> _DOCUMENT EXCERPT_
** Begin **

Reputation: 315
I'm trying to use the Go Beam Sdk to create a pipeline processing pubsub messages.
github.com/apache/beam/sdks/v2/go/pkg/beam
I understand that the pubsubio connector is doing external calls working only on dataflow runner.
What if I want to test my pipeline locally ? How would you do that ?
I need to understand what is preventing me to write my own pubsub unbounded source ? (I may not understand how Beam works under the hood, like how does it serialize user defined code to send it to the runner ?)
Tried to do something like that:
package pubsubio
import (
"context"
"fmt"
cloud_pubsub "cloud.google.com/go/pubsub"
"github.com/apache/beam/sdks/v2/go/pkg/beam"
"github.com/apache/beam/sdks/v2/go/pkg/beam/log"
"github.com/apache/beam/sdks/v2/go/pkg/beam/register"
"github.com/apache/beam/sdks/v2/go/pkg/beam/util/pubsubx"
)
func init() {
register.DoFn3x1[context.Context, string, func(*cloud_pubsub.Message), error](&readFn{})
register.Emitter1[*cloud_pubsub.Message]()
}
type ReadConfig struct {
ProjectID string
TopicName string
SubscriptionName string
}
func Read(
scope beam.Scope,
cfg ReadConfig,
) beam.PCollection {
scope = scope.Scope("pubsubio.Read")
col := beam.Create(scope, cfg.SubscriptionName)
return beam.ParDo(scope, newReadFn(cfg.ProjectID, cfg.TopicName), col)

** End **

> _MATERIAL PROVIDED_

** Begin **

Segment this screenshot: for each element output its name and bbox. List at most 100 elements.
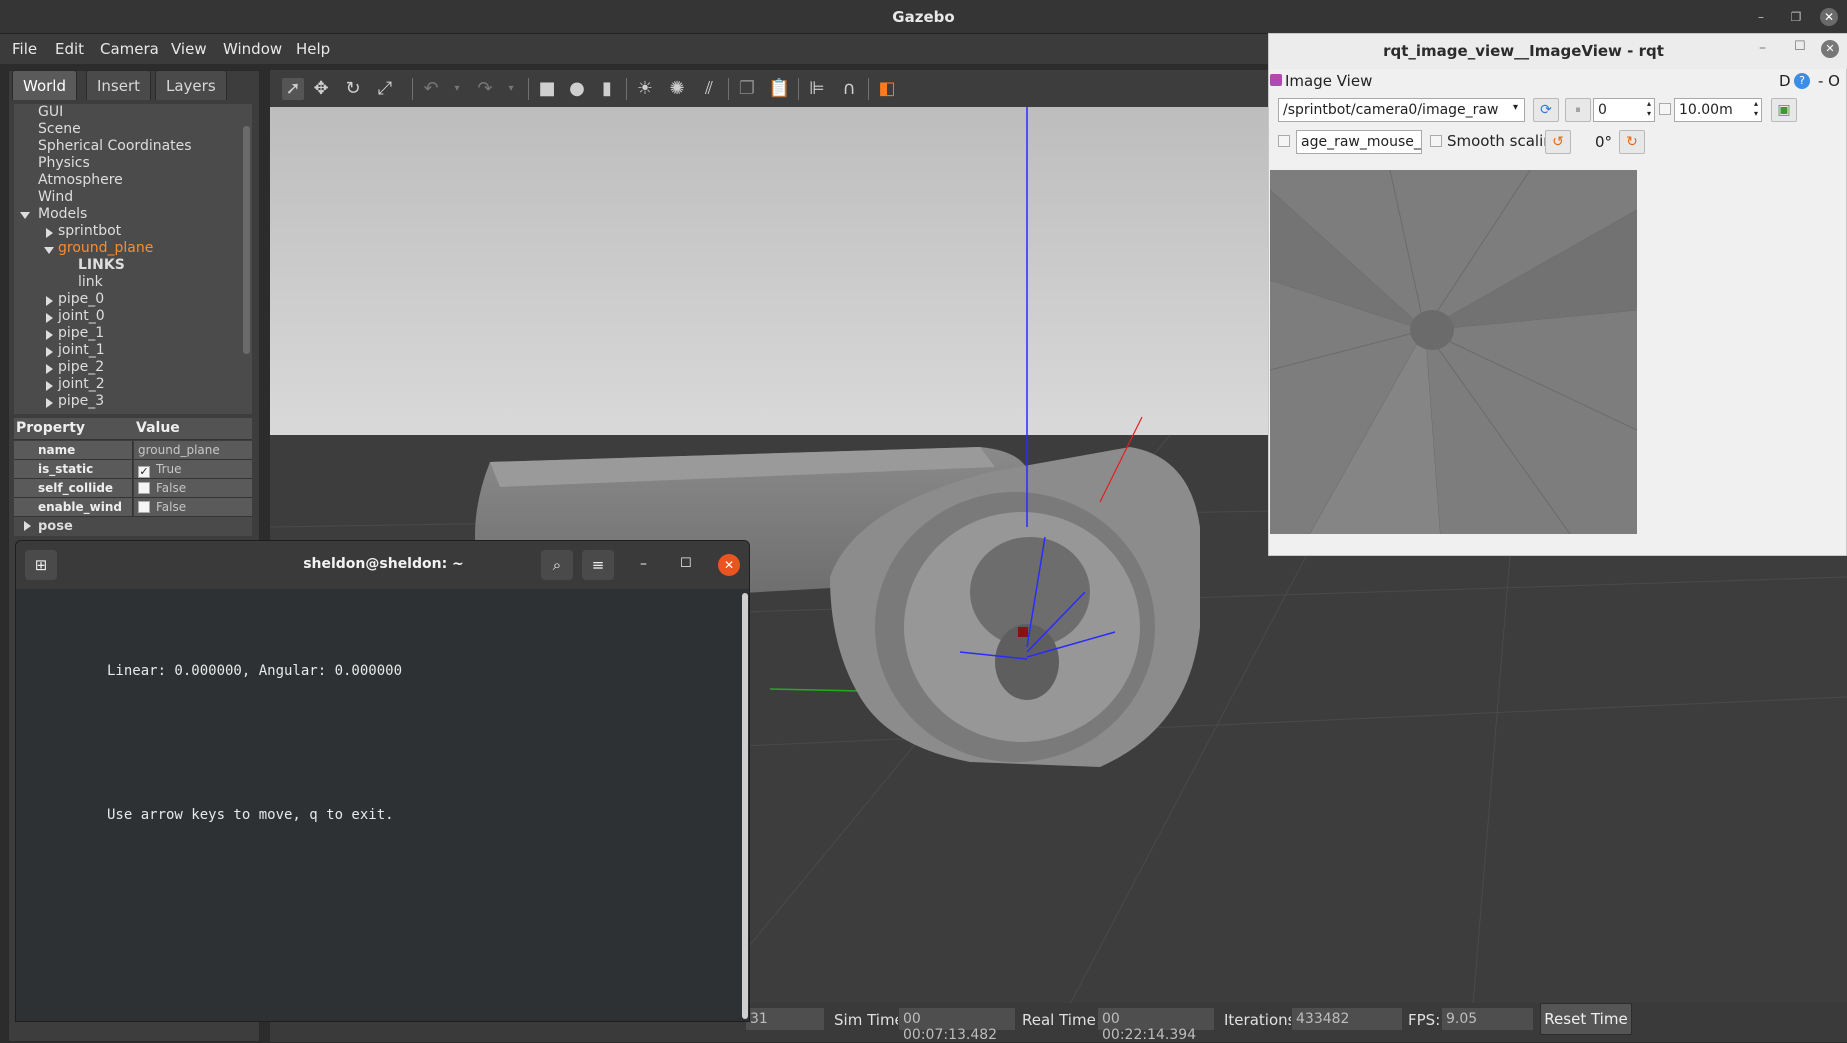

** End **

> _TO-DO LIST_
**A.** In the Go Beam pubsub post, which runner is the pubsubio connector said to work on?
**B.** Please pick up the Go Beam pubsub post right after its final line of code and carry it on from there.

> _TASK-BY-TASK OUTPUTS_
**A.** Only the Dataflow runner.

**B.**
}
type readFn struct {
pubsubFn
TopicName string
}
func newReadFn(projectID, topicName string) *readFn {
return &readFn{
pubsubFn: pubsubFn{
ProjectID: projectID,
},
TopicName: topicName,
}
}
func (fn *readFn) ProcessElement(
ctx context.Context,
subscriptionName string,
emit func(message *cloud_pubsub.Message),
) error {
log.Info(ctx, "[pubsubio.ProcessElement] Reading from pubsub")
_, err := pubsubx.EnsureTopic(ctx, fn.client, fn.TopicName)
if err != nil {
return fmt.Errorf("cannot get topic: %w", err)
}
sub, err := pubsubx.EnsureSubscription(ctx, fn.client, fn.TopicName, subscriptionName)
if err != nil {
return fmt.Errorf("cannot get subscription: %w", err)
}
return sub.Receive(ctx, func(ctx context.Context, message *cloud_pubsub.Message) {
emit(message)
log.Debugf(ctx, "[pubsubio.ProcessElement] Emit msg: %s", message.ID)
message.Ack()
})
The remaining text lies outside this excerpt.